A block of data

>> start

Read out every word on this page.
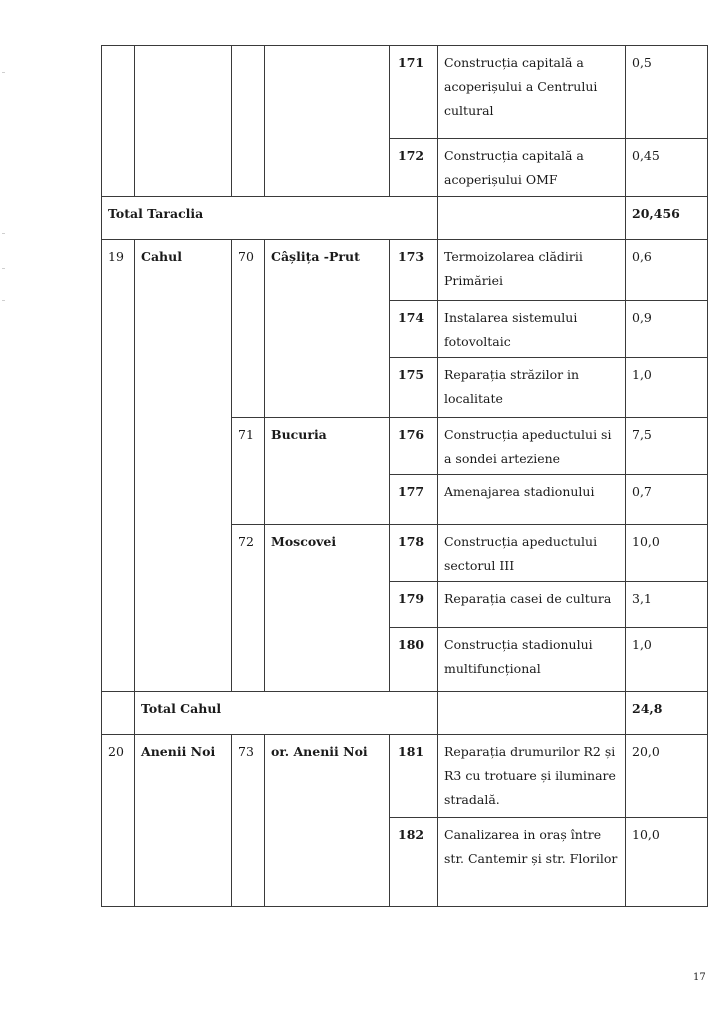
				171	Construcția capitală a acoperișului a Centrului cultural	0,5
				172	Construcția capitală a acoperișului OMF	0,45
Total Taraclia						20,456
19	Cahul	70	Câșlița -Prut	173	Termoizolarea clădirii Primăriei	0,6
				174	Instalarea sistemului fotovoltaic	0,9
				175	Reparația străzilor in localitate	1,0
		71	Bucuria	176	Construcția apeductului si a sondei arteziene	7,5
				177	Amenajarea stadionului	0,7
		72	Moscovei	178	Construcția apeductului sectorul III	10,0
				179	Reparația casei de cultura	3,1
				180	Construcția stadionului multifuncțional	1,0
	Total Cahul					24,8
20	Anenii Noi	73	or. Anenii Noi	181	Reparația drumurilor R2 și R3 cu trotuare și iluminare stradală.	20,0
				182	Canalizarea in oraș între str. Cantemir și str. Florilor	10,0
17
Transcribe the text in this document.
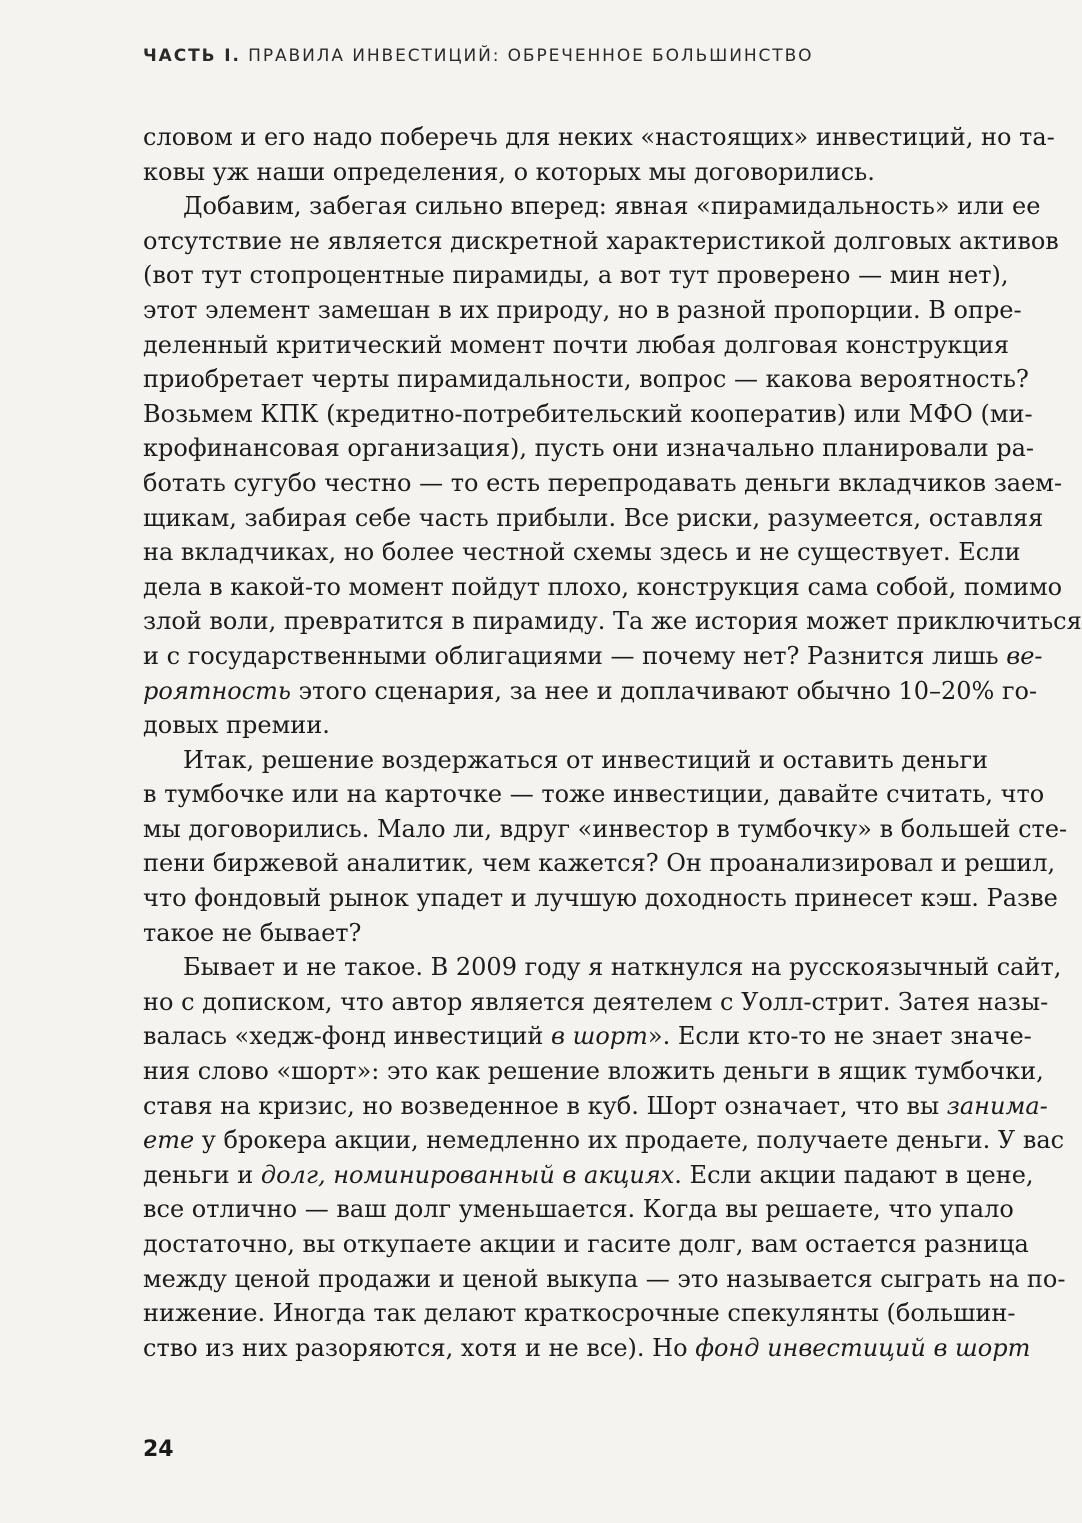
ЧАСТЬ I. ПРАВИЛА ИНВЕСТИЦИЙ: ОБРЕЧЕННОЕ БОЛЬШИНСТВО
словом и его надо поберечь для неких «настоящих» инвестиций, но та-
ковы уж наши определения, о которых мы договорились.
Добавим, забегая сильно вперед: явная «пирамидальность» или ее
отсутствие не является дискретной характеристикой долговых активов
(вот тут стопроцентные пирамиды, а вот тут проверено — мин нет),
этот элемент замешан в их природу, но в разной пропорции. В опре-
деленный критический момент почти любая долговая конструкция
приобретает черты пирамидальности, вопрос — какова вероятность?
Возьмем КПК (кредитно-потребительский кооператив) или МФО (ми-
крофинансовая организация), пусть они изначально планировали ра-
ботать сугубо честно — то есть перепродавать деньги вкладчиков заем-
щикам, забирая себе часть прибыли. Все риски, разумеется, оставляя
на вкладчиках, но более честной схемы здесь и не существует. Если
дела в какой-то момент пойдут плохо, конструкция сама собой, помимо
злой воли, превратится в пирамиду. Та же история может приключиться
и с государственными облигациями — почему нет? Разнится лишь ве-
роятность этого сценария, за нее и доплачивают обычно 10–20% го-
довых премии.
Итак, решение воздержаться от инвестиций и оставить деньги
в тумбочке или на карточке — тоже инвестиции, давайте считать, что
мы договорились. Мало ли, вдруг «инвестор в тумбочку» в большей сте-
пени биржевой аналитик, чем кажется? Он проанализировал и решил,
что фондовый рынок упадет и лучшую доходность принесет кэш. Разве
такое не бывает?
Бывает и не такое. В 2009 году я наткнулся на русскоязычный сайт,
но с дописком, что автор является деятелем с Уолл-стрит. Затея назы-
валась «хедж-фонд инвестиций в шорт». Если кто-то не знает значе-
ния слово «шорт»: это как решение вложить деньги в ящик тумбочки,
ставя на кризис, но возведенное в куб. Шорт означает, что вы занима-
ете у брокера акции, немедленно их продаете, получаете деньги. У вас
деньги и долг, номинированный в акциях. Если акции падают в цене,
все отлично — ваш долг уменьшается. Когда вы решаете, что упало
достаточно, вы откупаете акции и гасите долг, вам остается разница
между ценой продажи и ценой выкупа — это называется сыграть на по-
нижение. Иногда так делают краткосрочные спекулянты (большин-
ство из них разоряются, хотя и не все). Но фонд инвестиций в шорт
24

>> end

## [Task to complete]
Pick out every line of the listing containing the word "акции", and show those lines.

## [Exercise result]
ете у брокера акции, немедленно их продаете, получаете деньги. У вас
деньги и долг, номинированный в акциях. Если акции падают в цене,
достаточно, вы откупаете акции и гасите долг, вам остается разница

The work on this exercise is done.